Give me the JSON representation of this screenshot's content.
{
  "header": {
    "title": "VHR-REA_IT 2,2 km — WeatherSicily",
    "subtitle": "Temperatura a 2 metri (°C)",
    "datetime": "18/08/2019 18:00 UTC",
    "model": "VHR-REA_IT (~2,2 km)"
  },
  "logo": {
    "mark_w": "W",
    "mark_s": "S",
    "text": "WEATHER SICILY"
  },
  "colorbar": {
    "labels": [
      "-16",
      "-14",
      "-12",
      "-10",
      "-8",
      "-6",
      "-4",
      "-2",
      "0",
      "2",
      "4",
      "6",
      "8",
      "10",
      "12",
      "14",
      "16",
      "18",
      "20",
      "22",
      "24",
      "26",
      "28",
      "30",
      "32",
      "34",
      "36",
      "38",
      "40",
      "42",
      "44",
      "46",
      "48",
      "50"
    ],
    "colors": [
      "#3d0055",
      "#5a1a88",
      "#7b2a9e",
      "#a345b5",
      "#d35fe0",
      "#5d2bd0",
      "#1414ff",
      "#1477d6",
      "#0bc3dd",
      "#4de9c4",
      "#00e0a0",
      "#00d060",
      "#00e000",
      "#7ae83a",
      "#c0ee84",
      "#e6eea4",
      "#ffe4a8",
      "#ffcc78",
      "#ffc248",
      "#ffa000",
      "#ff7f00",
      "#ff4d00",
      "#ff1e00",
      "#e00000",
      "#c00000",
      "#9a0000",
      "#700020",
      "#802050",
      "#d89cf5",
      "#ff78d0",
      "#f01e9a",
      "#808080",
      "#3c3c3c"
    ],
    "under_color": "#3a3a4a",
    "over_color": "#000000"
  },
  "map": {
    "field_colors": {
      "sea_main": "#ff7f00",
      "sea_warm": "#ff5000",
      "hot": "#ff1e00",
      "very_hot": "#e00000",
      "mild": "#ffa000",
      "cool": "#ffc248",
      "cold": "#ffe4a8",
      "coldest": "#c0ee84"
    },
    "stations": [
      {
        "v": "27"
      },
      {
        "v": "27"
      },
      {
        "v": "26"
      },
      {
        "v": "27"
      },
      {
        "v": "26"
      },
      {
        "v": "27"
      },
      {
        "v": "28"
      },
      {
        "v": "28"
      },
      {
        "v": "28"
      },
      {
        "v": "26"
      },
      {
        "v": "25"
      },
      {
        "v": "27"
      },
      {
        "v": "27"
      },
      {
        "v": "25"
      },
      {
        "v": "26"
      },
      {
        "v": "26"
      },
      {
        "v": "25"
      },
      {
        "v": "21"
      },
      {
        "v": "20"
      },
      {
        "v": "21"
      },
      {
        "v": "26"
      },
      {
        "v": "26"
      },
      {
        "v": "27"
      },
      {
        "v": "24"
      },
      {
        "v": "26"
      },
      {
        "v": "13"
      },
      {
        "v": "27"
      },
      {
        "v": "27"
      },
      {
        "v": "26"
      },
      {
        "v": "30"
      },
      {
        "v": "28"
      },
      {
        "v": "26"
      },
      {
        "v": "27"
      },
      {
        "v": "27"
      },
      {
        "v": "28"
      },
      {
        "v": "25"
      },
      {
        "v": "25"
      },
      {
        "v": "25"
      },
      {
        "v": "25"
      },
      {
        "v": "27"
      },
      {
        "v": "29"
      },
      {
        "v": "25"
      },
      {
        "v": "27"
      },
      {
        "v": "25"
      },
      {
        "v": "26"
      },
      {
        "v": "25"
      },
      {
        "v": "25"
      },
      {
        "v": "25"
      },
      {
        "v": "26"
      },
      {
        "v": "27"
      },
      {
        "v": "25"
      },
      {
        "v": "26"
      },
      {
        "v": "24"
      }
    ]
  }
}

---*---

_Problem_. Make an exact copy of the material above.

_Complete response_.
Give me the JSON representation of this screenshot's content.
{
  "header": {
    "title": "VHR-REA_IT 2,2 km — WeatherSicily",
    "subtitle": "Temperatura a 2 metri (°C)",
    "datetime": "18/08/2019 18:00 UTC",
    "model": "VHR-REA_IT (~2,2 km)"
  },
  "logo": {
    "mark_w": "W",
    "mark_s": "S",
    "text": "WEATHER SICILY"
  },
  "colorbar": {
    "labels": [
      "-16",
      "-14",
      "-12",
      "-10",
      "-8",
      "-6",
      "-4",
      "-2",
      "0",
      "2",
      "4",
      "6",
      "8",
      "10",
      "12",
      "14",
      "16",
      "18",
      "20",
      "22",
      "24",
      "26",
      "28",
      "30",
      "32",
      "34",
      "36",
      "38",
      "40",
      "42",
      "44",
      "46",
      "48",
      "50"
    ],
    "colors": [
      "#3d0055",
      "#5a1a88",
      "#7b2a9e",
      "#a345b5",
      "#d35fe0",
      "#5d2bd0",
      "#1414ff",
      "#1477d6",
      "#0bc3dd",
      "#4de9c4",
      "#00e0a0",
      "#00d060",
      "#00e000",
      "#7ae83a",
      "#c0ee84",
      "#e6eea4",
      "#ffe4a8",
      "#ffcc78",
      "#ffc248",
      "#ffa000",
      "#ff7f00",
      "#ff4d00",
      "#ff1e00",
      "#e00000",
      "#c00000",
      "#9a0000",
      "#700020",
      "#802050",
      "#d89cf5",
      "#ff78d0",
      "#f01e9a",
      "#808080",
      "#3c3c3c"
    ],
    "under_color": "#3a3a4a",
    "over_color": "#000000"
  },
  "map": {
    "field_colors": {
      "sea_main": "#ff7f00",
      "sea_warm": "#ff5000",
      "hot": "#ff1e00",
      "very_hot": "#e00000",
      "mild": "#ffa000",
      "cool": "#ffc248",
      "cold": "#ffe4a8",
      "coldest": "#c0ee84"
    },
    "stations": [
      {
        "v": "27"
      },
      {
        "v": "27"
      },
      {
        "v": "26"
      },
      {
        "v": "27"
      },
      {
        "v": "26"
      },
      {
        "v": "27"
      },
      {
        "v": "28"
      },
      {
        "v": "28"
      },
      {
        "v": "28"
      },
      {
        "v": "26"
      },
      {
        "v": "25"
      },
      {
        "v": "27"
      },
      {
        "v": "27"
      },
      {
        "v": "25"
      },
      {
        "v": "26"
      },
      {
        "v": "26"
      },
      {
        "v": "25"
      },
      {
        "v": "21"
      },
      {
        "v": "20"
      },
      {
        "v": "21"
      },
      {
        "v": "26"
      },
      {
        "v": "26"
      },
      {
        "v": "27"
      },
      {
        "v": "24"
      },
      {
        "v": "26"
      },
      {
        "v": "13"
      },
      {
        "v": "27"
      },
      {
        "v": "27"
      },
      {
        "v": "26"
      },
      {
        "v": "30"
      },
      {
        "v": "28"
      },
      {
        "v": "26"
      },
      {
        "v": "27"
      },
      {
        "v": "27"
      },
      {
        "v": "28"
      },
      {
        "v": "25"
      },
      {
        "v": "25"
      },
      {
        "v": "25"
      },
      {
        "v": "25"
      },
      {
        "v": "27"
      },
      {
        "v": "29"
      },
      {
        "v": "25"
      },
      {
        "v": "27"
      },
      {
        "v": "25"
      },
      {
        "v": "26"
      },
      {
        "v": "25"
      },
      {
        "v": "25"
      },
      {
        "v": "25"
      },
      {
        "v": "26"
      },
      {
        "v": "27"
      },
      {
        "v": "25"
      },
      {
        "v": "26"
      },
      {
        "v": "24"
      }
    ]
  }
}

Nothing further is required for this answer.